▶ _Stated problem_
Wherever the word "répondre" shows up in a line, please copy that line.

Collected data entries:
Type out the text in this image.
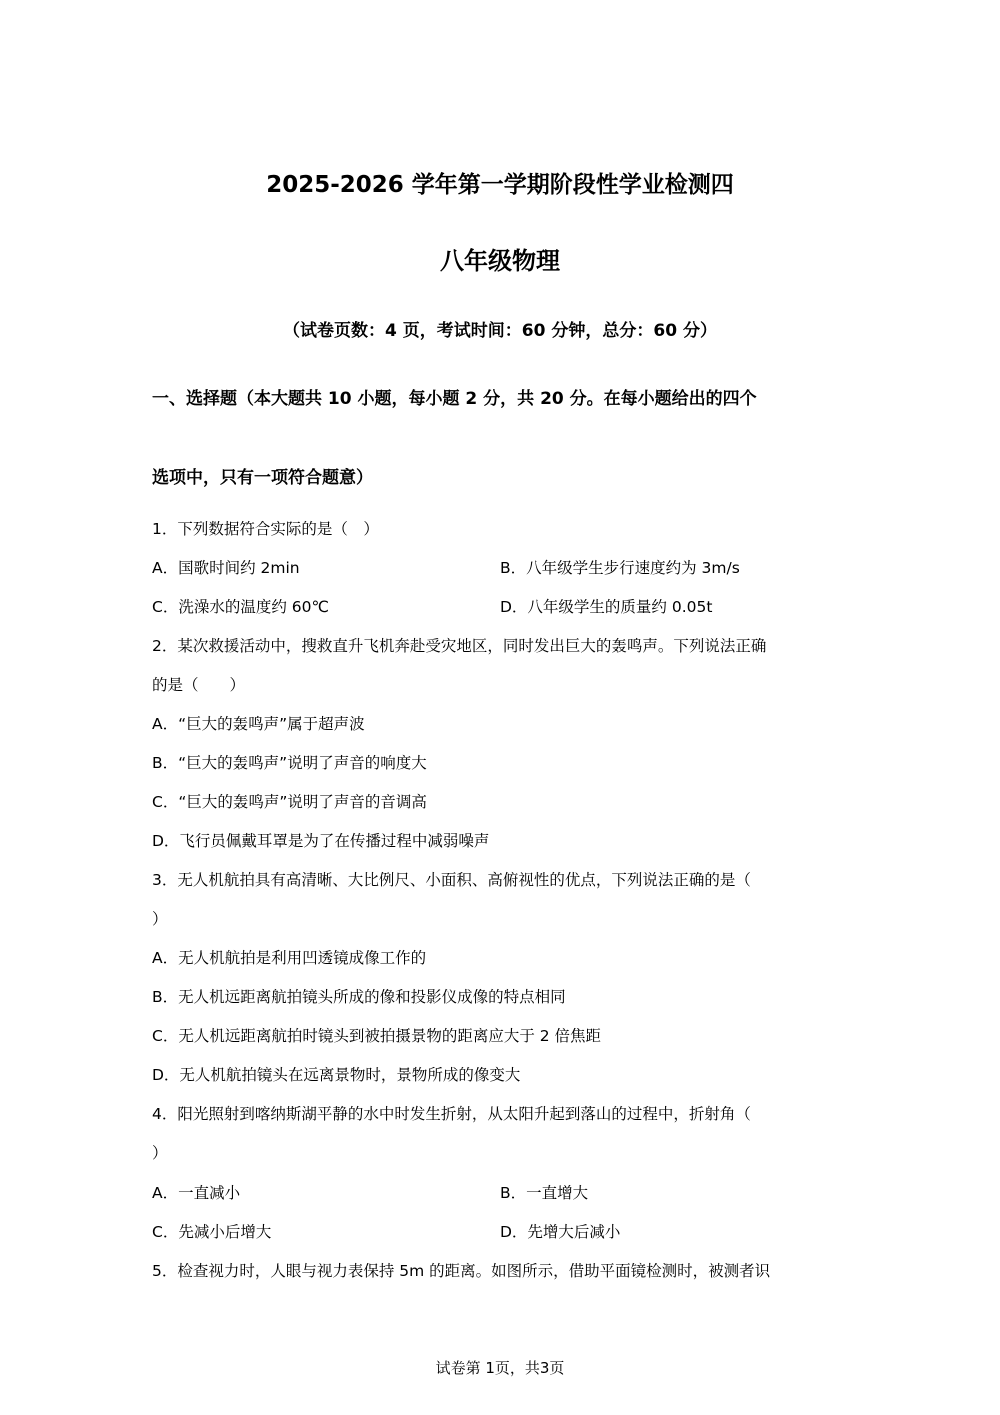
2025-2026 学年第一学期阶段性学业检测四
八年级物理
（试卷页数：4 页，考试时间：60 分钟，总分：60 分）
一、选择题（本大题共 10 小题，每小题 2 分，共 20 分。在每小题给出的四个
选项中，只有一项符合题意）
1．下列数据符合实际的是（　）
A．国歌时间约 2min	B．八年级学生步行速度约为 3m/s
C．洗澡水的温度约 60℃	D．八年级学生的质量约 0.05t
2．某次救援活动中，搜救直升飞机奔赴受灾地区，同时发出巨大的轰鸣声。下列说法正确
的是（　　）
A．“巨大的轰鸣声”属于超声波
B．“巨大的轰鸣声”说明了声音的响度大
C．“巨大的轰鸣声”说明了声音的音调高
D．飞行员佩戴耳罩是为了在传播过程中减弱噪声
3．无人机航拍具有高清晰、大比例尺、小面积、高俯视性的优点，下列说法正确的是（
）
A．无人机航拍是利用凹透镜成像工作的
B．无人机远距离航拍镜头所成的像和投影仪成像的特点相同
C．无人机远距离航拍时镜头到被拍摄景物的距离应大于 2 倍焦距
D．无人机航拍镜头在远离景物时，景物所成的像变大
4．阳光照射到喀纳斯湖平静的水中时发生折射，从太阳升起到落山的过程中，折射角（
）
A．一直减小	B．一直增大
C．先减小后增大	D．先增大后减小
5．检查视力时，人眼与视力表保持 5m 的距离。如图所示，借助平面镜检测时，被测者识
试卷第 1页，共3页
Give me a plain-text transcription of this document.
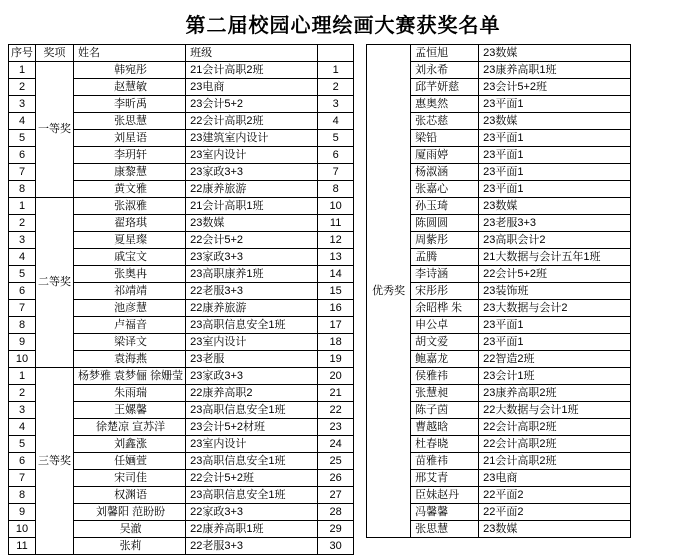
第二届校园心理绘画大赛获奖名单
序号	奖项	姓名	班级	
1	一等奖	韩宛彤	21会计高职2班	1
2		赵慧敏	23电商	2
3		李昕禹	23会计5+2	3
4		张思慧	22会计高职2班	4
5		刘星语	23建筑室内设计	5
6		李玥轩	23室内设计	6
7		康黎慧	23家政3+3	7
8		黄文雅	22康养旅游	8
1	二等奖	张淑雅	21会计高职1班	10
2		翟珞琪	23数媒	11
3		夏星璨	22会计5+2	12
4		戚宝文	23家政3+3	13
5		张奥冉	23高职康养1班	14
6		祁靖靖	22老服3+3	15
7		池彦慧	22康养旅游	16
8		卢福音	23高职信息安全1班	17
9		梁译文	23室内设计	18
10		袁海燕	23老服	19
1	三等奖	杨梦雅 袁梦俪 徐姗莹	23家政3+3	20
2		朱雨瑞	22康养高职2	21
3		王嫘馨	23高职信息安全1班	22
4		徐楚凉 宣苏洋	23会计5+2材班	23
5		刘鑫涨	23室内设计	24
6		任婳萱	23高职信息安全1班	25
7		宋司佳	22会计5+2班	26
8		权渊语	23高职信息安全1班	27
9		刘馨阳 范盼盼	22家政3+3	28
10		吴澈	22康养高职1班	29
11		张莉	22老服3+3	30
优秀奖	孟恒旭	23数媒
	刘永希	23康养高职1班
	邱芊妍慈	23会计5+2班
	惠奥然	23平面1
	张芯慈	23数媒
	梁铅	23平面1
	厦雨婷	23平面1
	杨淑涵	23平面1
	张嘉心	23平面1
	孙玉琦	23数媒
	陈圆圆	23老服3+3
	周紫彤	23高职会计2
	孟腾	21大数据与会计五年1班
	李诗涵	22会计5+2班
	宋彤彤	23装饰班
	余昭桦 朱	23大数据与会计2
	申公卓	23平面1
	胡文爱	23平面1
	鲍嘉龙	22智造2班
	侯雅祎	23会计1班
	张慧昶	23康养高职2班
	陈子茵	22大数据与会计1班
	曹越晗	22会计高职2班
	杜春晓	22会计高职2班
	苗雅祎	21会计高职2班
	邢艾青	23电商
	臣妹赵丹	22平面2
	冯馨馨	22平面2
	张思慧	23数媒
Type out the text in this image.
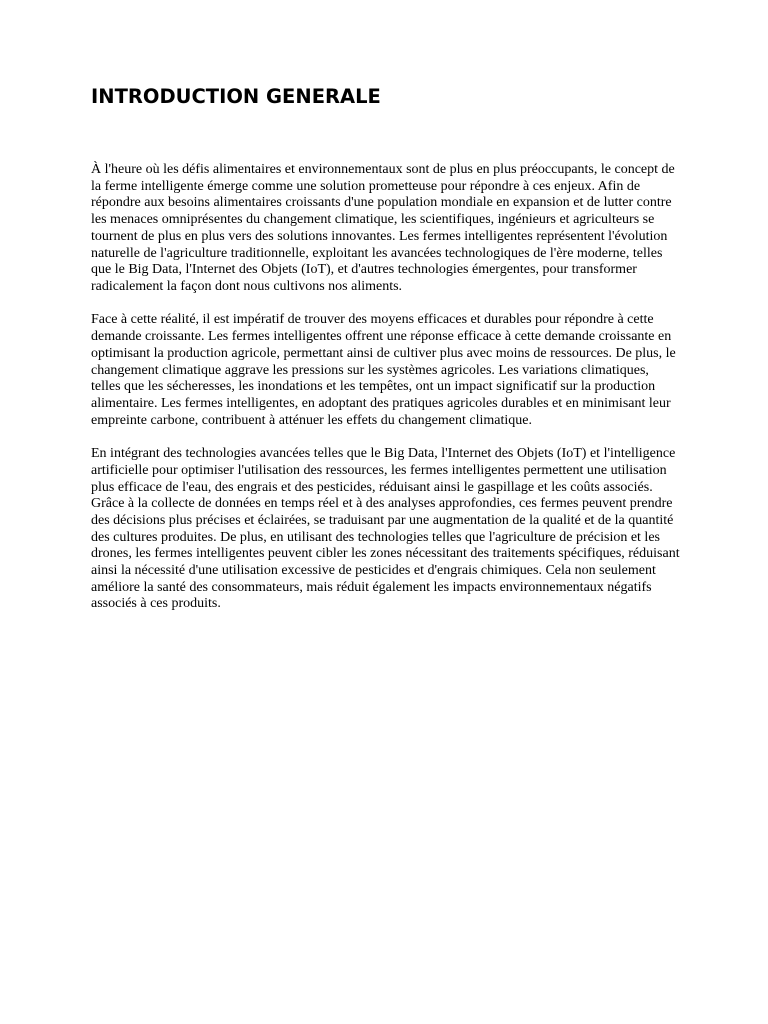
INTRODUCTION GENERALE

À l'heure où les défis alimentaires et environnementaux sont de plus en plus préoccupants, le concept de la ferme intelligente émerge comme une solution prometteuse pour répondre à ces enjeux. Afin de répondre aux besoins alimentaires croissants d'une population mondiale en expansion et de lutter contre les menaces omniprésentes du changement climatique, les scientifiques, ingénieurs et agriculteurs se tournent de plus en plus vers des solutions innovantes. Les fermes intelligentes représentent l'évolution naturelle de l'agriculture traditionnelle, exploitant les avancées technologiques de l'ère moderne, telles que le Big Data, l'Internet des Objets (IoT), et d'autres technologies émergentes, pour transformer radicalement la façon dont nous cultivons nos aliments.

Face à cette réalité, il est impératif de trouver des moyens efficaces et durables pour répondre à cette demande croissante. Les fermes intelligentes offrent une réponse efficace à cette demande croissante en optimisant la production agricole, permettant ainsi de cultiver plus avec moins de ressources. De plus, le changement climatique aggrave les pressions sur les systèmes agricoles. Les variations climatiques, telles que les sécheresses, les inondations et les tempêtes, ont un impact significatif sur la production alimentaire. Les fermes intelligentes, en adoptant des pratiques agricoles durables et en minimisant leur empreinte carbone, contribuent à atténuer les effets du changement climatique.

En intégrant des technologies avancées telles que le Big Data, l'Internet des Objets (IoT) et l'intelligence artificielle pour optimiser l'utilisation des ressources, les fermes intelligentes permettent une utilisation plus efficace de l'eau, des engrais et des pesticides, réduisant ainsi le gaspillage et les coûts associés. Grâce à la collecte de données en temps réel et à des analyses approfondies, ces fermes peuvent prendre des décisions plus précises et éclairées, se traduisant par une augmentation de la qualité et de la quantité des cultures produites. De plus, en utilisant des technologies telles que l'agriculture de précision et les drones, les fermes intelligentes peuvent cibler les zones nécessitant des traitements spécifiques, réduisant ainsi la nécessité d'une utilisation excessive de pesticides et d'engrais chimiques. Cela non seulement améliore la santé des consommateurs, mais réduit également les impacts environnementaux négatifs associés à ces produits.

▶ _Result for this exercise_
À l'heure où les défis alimentaires et environnementaux sont de plus en plus préoccupants, le concept de la ferme intelligente émerge comme une solution prometteuse pour répondre à ces enjeux. Afin de répondre aux besoins alimentaires croissants d'une population mondiale en expansion et de lutter contre les menaces omniprésentes du changement climatique, les scientifiques, ingénieurs et agriculteurs se tournent de plus en plus vers des solutions innovantes. Les fermes intelligentes représentent l'évolution naturelle de l'agriculture traditionnelle, exploitant les avancées technologiques de l'ère moderne, telles que le Big Data, l'Internet des Objets (IoT), et d'autres technologies émergentes, pour transformer radicalement la façon dont nous cultivons nos aliments.
Face à cette réalité, il est impératif de trouver des moyens efficaces et durables pour répondre à cette demande croissante. Les fermes intelligentes offrent une réponse efficace à cette demande croissante en optimisant la production agricole, permettant ainsi de cultiver plus avec moins de ressources. De plus, le changement climatique aggrave les pressions sur les systèmes agricoles. Les variations climatiques, telles que les sécheresses, les inondations et les tempêtes, ont un impact significatif sur la production alimentaire. Les fermes intelligentes, en adoptant des pratiques agricoles durables et en minimisant leur empreinte carbone, contribuent à atténuer les effets du changement climatique.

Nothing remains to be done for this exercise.